EXERCISE TASK:
Every record below should be printed exactly as it appears.

THE INPUT:

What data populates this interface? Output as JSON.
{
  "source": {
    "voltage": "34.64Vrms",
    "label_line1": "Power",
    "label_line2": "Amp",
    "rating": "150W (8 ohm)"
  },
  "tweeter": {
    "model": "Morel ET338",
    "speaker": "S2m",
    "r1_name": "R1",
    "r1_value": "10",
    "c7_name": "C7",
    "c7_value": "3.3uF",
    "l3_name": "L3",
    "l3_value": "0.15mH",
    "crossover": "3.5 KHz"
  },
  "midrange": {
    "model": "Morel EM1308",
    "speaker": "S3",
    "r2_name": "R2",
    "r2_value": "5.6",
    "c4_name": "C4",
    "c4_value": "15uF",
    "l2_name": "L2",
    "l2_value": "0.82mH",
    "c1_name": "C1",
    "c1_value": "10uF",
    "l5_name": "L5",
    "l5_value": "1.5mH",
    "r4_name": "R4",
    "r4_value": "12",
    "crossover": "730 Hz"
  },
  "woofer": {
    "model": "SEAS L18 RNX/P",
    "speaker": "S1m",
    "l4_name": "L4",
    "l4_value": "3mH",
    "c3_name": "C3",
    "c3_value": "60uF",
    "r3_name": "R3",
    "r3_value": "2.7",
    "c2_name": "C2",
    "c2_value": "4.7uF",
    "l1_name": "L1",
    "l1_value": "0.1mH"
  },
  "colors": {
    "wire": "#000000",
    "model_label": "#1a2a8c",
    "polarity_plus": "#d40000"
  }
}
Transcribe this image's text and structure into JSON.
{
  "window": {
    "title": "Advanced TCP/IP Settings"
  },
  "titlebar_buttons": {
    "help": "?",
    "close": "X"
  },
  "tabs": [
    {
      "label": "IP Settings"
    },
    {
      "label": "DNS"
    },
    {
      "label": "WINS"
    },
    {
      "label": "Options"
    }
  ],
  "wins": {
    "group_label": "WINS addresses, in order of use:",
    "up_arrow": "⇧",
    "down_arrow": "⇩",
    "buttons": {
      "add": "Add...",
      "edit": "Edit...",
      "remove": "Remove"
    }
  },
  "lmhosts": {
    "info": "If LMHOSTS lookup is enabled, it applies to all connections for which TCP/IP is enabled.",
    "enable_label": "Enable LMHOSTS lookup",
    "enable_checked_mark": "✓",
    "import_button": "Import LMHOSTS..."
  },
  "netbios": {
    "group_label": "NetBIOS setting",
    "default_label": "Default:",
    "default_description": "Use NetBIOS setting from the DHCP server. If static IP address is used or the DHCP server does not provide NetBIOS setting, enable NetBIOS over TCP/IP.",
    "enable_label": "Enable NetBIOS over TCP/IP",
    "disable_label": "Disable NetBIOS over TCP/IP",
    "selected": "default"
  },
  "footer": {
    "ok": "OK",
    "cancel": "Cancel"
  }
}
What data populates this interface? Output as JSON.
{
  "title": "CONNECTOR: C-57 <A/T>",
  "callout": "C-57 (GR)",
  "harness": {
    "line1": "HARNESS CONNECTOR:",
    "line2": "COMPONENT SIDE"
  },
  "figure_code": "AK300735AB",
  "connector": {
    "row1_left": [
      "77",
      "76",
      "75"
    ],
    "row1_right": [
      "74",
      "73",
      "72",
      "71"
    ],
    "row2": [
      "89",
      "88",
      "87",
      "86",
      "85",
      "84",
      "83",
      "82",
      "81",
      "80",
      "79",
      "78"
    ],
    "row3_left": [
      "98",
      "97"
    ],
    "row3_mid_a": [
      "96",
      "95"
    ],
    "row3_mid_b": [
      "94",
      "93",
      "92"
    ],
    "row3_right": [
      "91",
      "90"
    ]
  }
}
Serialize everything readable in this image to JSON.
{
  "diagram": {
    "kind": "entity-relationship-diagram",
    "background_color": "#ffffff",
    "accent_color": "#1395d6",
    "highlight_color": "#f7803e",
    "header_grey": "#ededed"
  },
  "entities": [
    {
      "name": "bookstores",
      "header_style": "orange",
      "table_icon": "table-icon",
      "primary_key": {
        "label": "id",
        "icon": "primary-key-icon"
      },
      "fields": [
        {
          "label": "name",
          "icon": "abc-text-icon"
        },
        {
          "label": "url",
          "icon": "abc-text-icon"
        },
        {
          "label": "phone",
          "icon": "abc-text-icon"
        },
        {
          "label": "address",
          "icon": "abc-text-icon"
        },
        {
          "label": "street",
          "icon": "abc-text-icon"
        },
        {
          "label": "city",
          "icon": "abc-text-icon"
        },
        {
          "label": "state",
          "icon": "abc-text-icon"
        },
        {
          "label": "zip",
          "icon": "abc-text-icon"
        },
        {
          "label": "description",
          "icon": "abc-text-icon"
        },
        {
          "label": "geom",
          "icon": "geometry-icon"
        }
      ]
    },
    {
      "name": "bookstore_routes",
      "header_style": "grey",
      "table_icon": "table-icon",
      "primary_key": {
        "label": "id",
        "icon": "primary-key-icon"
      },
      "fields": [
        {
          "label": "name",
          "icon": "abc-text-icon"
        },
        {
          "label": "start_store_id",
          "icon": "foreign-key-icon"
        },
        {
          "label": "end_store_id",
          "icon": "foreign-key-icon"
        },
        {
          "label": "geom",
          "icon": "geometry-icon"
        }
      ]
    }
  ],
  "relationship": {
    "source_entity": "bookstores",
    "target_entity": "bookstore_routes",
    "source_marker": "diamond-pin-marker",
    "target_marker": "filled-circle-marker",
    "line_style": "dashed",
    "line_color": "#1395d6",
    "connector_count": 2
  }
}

ANSWER BELOW:
What data populates this interface? Output as JSON.
{
  "source": {
    "voltage": "34.64Vrms",
    "label_line1": "Power",
    "label_line2": "Amp",
    "rating": "150W (8 ohm)"
  },
  "tweeter": {
    "model": "Morel ET338",
    "speaker": "S2m",
    "r1_name": "R1",
    "r1_value": "10",
    "c7_name": "C7",
    "c7_value": "3.3uF",
    "l3_name": "L3",
    "l3_value": "0.15mH",
    "crossover": "3.5 KHz"
  },
  "midrange": {
    "model": "Morel EM1308",
    "speaker": "S3",
    "r2_name": "R2",
    "r2_value": "5.6",
    "c4_name": "C4",
    "c4_value": "15uF",
    "l2_name": "L2",
    "l2_value": "0.82mH",
    "c1_name": "C1",
    "c1_value": "10uF",
    "l5_name": "L5",
    "l5_value": "1.5mH",
    "r4_name": "R4",
    "r4_value": "12",
    "crossover": "730 Hz"
  },
  "woofer": {
    "model": "SEAS L18 RNX/P",
    "speaker": "S1m",
    "l4_name": "L4",
    "l4_value": "3mH",
    "c3_name": "C3",
    "c3_value": "60uF",
    "r3_name": "R3",
    "r3_value": "2.7",
    "c2_name": "C2",
    "c2_value": "4.7uF",
    "l1_name": "L1",
    "l1_value": "0.1mH"
  },
  "colors": {
    "wire": "#000000",
    "model_label": "#1a2a8c",
    "polarity_plus": "#d40000"
  }
}
Transcribe this image's text and structure into JSON.
{
  "window": {
    "title": "Advanced TCP/IP Settings"
  },
  "titlebar_buttons": {
    "help": "?",
    "close": "X"
  },
  "tabs": [
    {
      "label": "IP Settings"
    },
    {
      "label": "DNS"
    },
    {
      "label": "WINS"
    },
    {
      "label": "Options"
    }
  ],
  "wins": {
    "group_label": "WINS addresses, in order of use:",
    "up_arrow": "⇧",
    "down_arrow": "⇩",
    "buttons": {
      "add": "Add...",
      "edit": "Edit...",
      "remove": "Remove"
    }
  },
  "lmhosts": {
    "info": "If LMHOSTS lookup is enabled, it applies to all connections for which TCP/IP is enabled.",
    "enable_label": "Enable LMHOSTS lookup",
    "enable_checked_mark": "✓",
    "import_button": "Import LMHOSTS..."
  },
  "netbios": {
    "group_label": "NetBIOS setting",
    "default_label": "Default:",
    "default_description": "Use NetBIOS setting from the DHCP server. If static IP address is used or the DHCP server does not provide NetBIOS setting, enable NetBIOS over TCP/IP.",
    "enable_label": "Enable NetBIOS over TCP/IP",
    "disable_label": "Disable NetBIOS over TCP/IP",
    "selected": "default"
  },
  "footer": {
    "ok": "OK",
    "cancel": "Cancel"
  }
}
What data populates this interface? Output as JSON.
{
  "title": "CONNECTOR: C-57 <A/T>",
  "callout": "C-57 (GR)",
  "harness": {
    "line1": "HARNESS CONNECTOR:",
    "line2": "COMPONENT SIDE"
  },
  "figure_code": "AK300735AB",
  "connector": {
    "row1_left": [
      "77",
      "76",
      "75"
    ],
    "row1_right": [
      "74",
      "73",
      "72",
      "71"
    ],
    "row2": [
      "89",
      "88",
      "87",
      "86",
      "85",
      "84",
      "83",
      "82",
      "81",
      "80",
      "79",
      "78"
    ],
    "row3_left": [
      "98",
      "97"
    ],
    "row3_mid_a": [
      "96",
      "95"
    ],
    "row3_mid_b": [
      "94",
      "93",
      "92"
    ],
    "row3_right": [
      "91",
      "90"
    ]
  }
}
Serialize everything readable in this image to JSON.
{
  "diagram": {
    "kind": "entity-relationship-diagram",
    "background_color": "#ffffff",
    "accent_color": "#1395d6",
    "highlight_color": "#f7803e",
    "header_grey": "#ededed"
  },
  "entities": [
    {
      "name": "bookstores",
      "header_style": "orange",
      "table_icon": "table-icon",
      "primary_key": {
        "label": "id",
        "icon": "primary-key-icon"
      },
      "fields": [
        {
          "label": "name",
          "icon": "abc-text-icon"
        },
        {
          "label": "url",
          "icon": "abc-text-icon"
        },
        {
          "label": "phone",
          "icon": "abc-text-icon"
        },
        {
          "label": "address",
          "icon": "abc-text-icon"
        },
        {
          "label": "street",
          "icon": "abc-text-icon"
        },
        {
          "label": "city",
          "icon": "abc-text-icon"
        },
        {
          "label": "state",
          "icon": "abc-text-icon"
        },
        {
          "label": "zip",
          "icon": "abc-text-icon"
        },
        {
          "label": "description",
          "icon": "abc-text-icon"
        },
        {
          "label": "geom",
          "icon": "geometry-icon"
        }
      ]
    },
    {
      "name": "bookstore_routes",
      "header_style": "grey",
      "table_icon": "table-icon",
      "primary_key": {
        "label": "id",
        "icon": "primary-key-icon"
      },
      "fields": [
        {
          "label": "name",
          "icon": "abc-text-icon"
        },
        {
          "label": "start_store_id",
          "icon": "foreign-key-icon"
        },
        {
          "label": "end_store_id",
          "icon": "foreign-key-icon"
        },
        {
          "label": "geom",
          "icon": "geometry-icon"
        }
      ]
    }
  ],
  "relationship": {
    "source_entity": "bookstores",
    "target_entity": "bookstore_routes",
    "source_marker": "diamond-pin-marker",
    "target_marker": "filled-circle-marker",
    "line_style": "dashed",
    "line_color": "#1395d6",
    "connector_count": 2
  }
}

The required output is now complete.